Below is the data. Give it again, complete and exact.

**The input:**

===============

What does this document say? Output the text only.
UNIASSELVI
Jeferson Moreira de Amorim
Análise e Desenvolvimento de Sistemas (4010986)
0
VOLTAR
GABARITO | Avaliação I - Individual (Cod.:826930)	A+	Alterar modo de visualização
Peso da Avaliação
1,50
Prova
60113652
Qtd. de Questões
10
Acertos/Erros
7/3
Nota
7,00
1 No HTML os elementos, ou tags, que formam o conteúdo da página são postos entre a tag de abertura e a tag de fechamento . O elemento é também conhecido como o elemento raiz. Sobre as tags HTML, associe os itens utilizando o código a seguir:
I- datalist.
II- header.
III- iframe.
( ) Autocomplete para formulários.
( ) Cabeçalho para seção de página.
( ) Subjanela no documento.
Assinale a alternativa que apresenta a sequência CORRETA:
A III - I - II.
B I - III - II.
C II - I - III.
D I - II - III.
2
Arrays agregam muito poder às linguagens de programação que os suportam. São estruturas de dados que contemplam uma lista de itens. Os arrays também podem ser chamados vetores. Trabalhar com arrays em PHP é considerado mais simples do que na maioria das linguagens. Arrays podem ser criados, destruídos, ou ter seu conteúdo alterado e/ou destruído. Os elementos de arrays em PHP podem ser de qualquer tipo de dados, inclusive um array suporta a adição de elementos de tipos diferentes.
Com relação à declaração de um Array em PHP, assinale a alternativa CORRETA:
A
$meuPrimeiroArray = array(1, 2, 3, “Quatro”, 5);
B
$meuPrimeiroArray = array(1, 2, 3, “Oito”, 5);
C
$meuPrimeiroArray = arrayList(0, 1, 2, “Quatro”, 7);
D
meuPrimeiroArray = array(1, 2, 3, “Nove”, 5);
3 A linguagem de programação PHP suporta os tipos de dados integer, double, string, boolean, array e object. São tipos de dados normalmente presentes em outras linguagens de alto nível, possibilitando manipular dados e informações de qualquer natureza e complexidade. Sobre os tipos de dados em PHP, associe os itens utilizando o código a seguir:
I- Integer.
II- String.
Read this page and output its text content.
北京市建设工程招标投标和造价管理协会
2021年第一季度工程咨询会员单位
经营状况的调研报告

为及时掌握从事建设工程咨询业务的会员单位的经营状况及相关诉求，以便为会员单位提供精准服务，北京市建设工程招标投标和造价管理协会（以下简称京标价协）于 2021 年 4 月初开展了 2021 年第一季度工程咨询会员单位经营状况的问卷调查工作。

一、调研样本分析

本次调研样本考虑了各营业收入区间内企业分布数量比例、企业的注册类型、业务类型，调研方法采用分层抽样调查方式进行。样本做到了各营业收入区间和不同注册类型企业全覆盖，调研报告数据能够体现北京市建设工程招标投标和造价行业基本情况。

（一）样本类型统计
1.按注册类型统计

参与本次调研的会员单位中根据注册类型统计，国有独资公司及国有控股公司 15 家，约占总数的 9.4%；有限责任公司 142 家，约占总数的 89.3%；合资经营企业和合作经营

===============

**Finished task:**
What does this document say? Output the text only.
UNIASSELVI
Jeferson Moreira de Amorim
Análise e Desenvolvimento de Sistemas (4010986)
0
VOLTAR
GABARITO | Avaliação I - Individual (Cod.:826930)	A+	Alterar modo de visualização
Peso da Avaliação
1,50
Prova
60113652
Qtd. de Questões
10
Acertos/Erros
7/3
Nota
7,00
1 No HTML os elementos, ou tags, que formam o conteúdo da página são postos entre a tag de abertura e a tag de fechamento . O elemento é também conhecido como o elemento raiz. Sobre as tags HTML, associe os itens utilizando o código a seguir:
I- datalist.
II- header.
III- iframe.
( ) Autocomplete para formulários.
( ) Cabeçalho para seção de página.
( ) Subjanela no documento.
Assinale a alternativa que apresenta a sequência CORRETA:
A III - I - II.
B I - III - II.
C II - I - III.
D I - II - III.
2
Arrays agregam muito poder às linguagens de programação que os suportam. São estruturas de dados que contemplam uma lista de itens. Os arrays também podem ser chamados vetores. Trabalhar com arrays em PHP é considerado mais simples do que na maioria das linguagens. Arrays podem ser criados, destruídos, ou ter seu conteúdo alterado e/ou destruído. Os elementos de arrays em PHP podem ser de qualquer tipo de dados, inclusive um array suporta a adição de elementos de tipos diferentes.
Com relação à declaração de um Array em PHP, assinale a alternativa CORRETA:
A
$meuPrimeiroArray = array(1, 2, 3, “Quatro”, 5);
B
$meuPrimeiroArray = array(1, 2, 3, “Oito”, 5);
C
$meuPrimeiroArray = arrayList(0, 1, 2, “Quatro”, 7);
D
meuPrimeiroArray = array(1, 2, 3, “Nove”, 5);
3 A linguagem de programação PHP suporta os tipos de dados integer, double, string, boolean, array e object. São tipos de dados normalmente presentes em outras linguagens de alto nível, possibilitando manipular dados e informações de qualquer natureza e complexidade. Sobre os tipos de dados em PHP, associe os itens utilizando o código a seguir:
I- Integer.
II- String.
Read this page and output its text content.
北京市建设工程招标投标和造价管理协会
2021年第一季度工程咨询会员单位
经营状况的调研报告

为及时掌握从事建设工程咨询业务的会员单位的经营状况及相关诉求，以便为会员单位提供精准服务，北京市建设工程招标投标和造价管理协会（以下简称京标价协）于 2021 年 4 月初开展了 2021 年第一季度工程咨询会员单位经营状况的问卷调查工作。

一、调研样本分析

本次调研样本考虑了各营业收入区间内企业分布数量比例、企业的注册类型、业务类型，调研方法采用分层抽样调查方式进行。样本做到了各营业收入区间和不同注册类型企业全覆盖，调研报告数据能够体现北京市建设工程招标投标和造价行业基本情况。

（一）样本类型统计
1.按注册类型统计

参与本次调研的会员单位中根据注册类型统计，国有独资公司及国有控股公司 15 家，约占总数的 9.4%；有限责任公司 142 家，约占总数的 89.3%；合资经营企业和合作经营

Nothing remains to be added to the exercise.